[Start Data provided]

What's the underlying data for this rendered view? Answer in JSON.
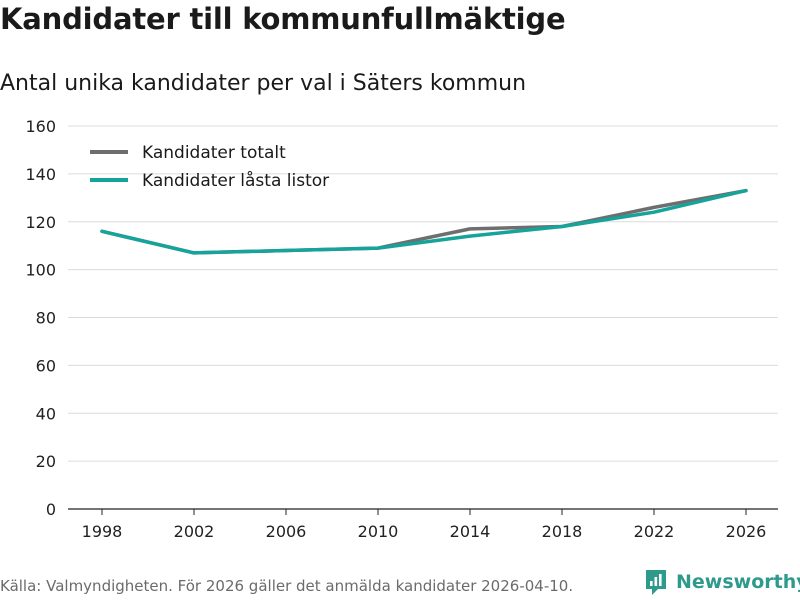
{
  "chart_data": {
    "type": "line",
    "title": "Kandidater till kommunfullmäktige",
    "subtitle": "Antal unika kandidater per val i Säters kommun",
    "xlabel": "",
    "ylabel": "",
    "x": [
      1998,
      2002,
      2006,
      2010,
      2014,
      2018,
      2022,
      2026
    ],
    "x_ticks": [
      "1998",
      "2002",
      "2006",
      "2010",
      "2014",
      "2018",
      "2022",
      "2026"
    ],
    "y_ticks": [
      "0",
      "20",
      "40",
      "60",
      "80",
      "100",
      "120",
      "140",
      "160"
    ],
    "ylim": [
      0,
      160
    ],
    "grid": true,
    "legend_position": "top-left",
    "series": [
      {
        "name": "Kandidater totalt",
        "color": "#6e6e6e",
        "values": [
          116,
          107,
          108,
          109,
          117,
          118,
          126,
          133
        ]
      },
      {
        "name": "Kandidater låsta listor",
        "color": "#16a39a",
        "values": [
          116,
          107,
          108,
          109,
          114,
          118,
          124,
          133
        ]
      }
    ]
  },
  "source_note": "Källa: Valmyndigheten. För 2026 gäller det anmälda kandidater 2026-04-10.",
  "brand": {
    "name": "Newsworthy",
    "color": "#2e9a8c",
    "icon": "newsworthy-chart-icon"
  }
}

[End Data provided]
[Start Data provided]

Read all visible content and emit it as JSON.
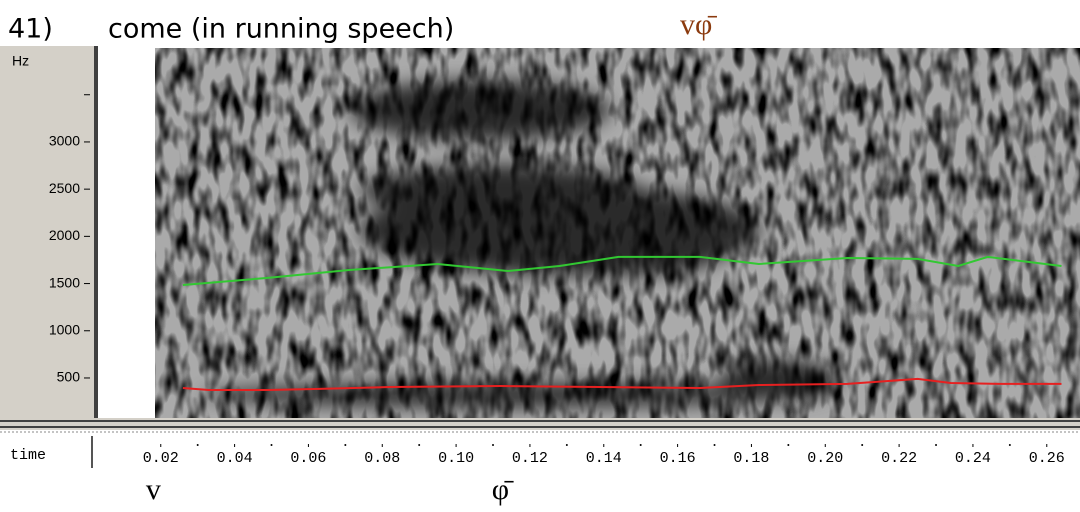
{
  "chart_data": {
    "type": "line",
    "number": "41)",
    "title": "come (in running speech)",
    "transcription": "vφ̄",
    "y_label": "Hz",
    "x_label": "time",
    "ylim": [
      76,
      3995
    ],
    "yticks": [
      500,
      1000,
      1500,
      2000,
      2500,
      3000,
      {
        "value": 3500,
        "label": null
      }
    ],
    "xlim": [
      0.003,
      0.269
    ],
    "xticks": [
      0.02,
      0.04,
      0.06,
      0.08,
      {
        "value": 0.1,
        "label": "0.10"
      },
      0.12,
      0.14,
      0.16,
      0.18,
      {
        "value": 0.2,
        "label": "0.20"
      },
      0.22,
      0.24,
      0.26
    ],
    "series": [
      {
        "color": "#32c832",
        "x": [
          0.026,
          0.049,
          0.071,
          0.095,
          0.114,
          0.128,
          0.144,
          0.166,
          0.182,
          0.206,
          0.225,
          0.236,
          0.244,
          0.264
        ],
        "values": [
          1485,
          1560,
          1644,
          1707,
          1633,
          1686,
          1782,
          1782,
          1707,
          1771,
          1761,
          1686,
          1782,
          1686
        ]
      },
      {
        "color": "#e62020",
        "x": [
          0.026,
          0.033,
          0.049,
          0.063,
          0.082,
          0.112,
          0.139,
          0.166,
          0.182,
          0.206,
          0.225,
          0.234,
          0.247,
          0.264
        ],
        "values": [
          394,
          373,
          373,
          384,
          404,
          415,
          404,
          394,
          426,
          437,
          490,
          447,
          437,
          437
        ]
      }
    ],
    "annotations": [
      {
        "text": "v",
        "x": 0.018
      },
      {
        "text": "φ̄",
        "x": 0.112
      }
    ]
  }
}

[End Data provided]

### Goal
Extract every line from the records above that contains the word "color".

### Correct response
        "color": "#6e6e6e",
        "color": "#16a39a",
    "color": "#2e9a8c",
        "color": "#32c832",
        "color": "#e62020",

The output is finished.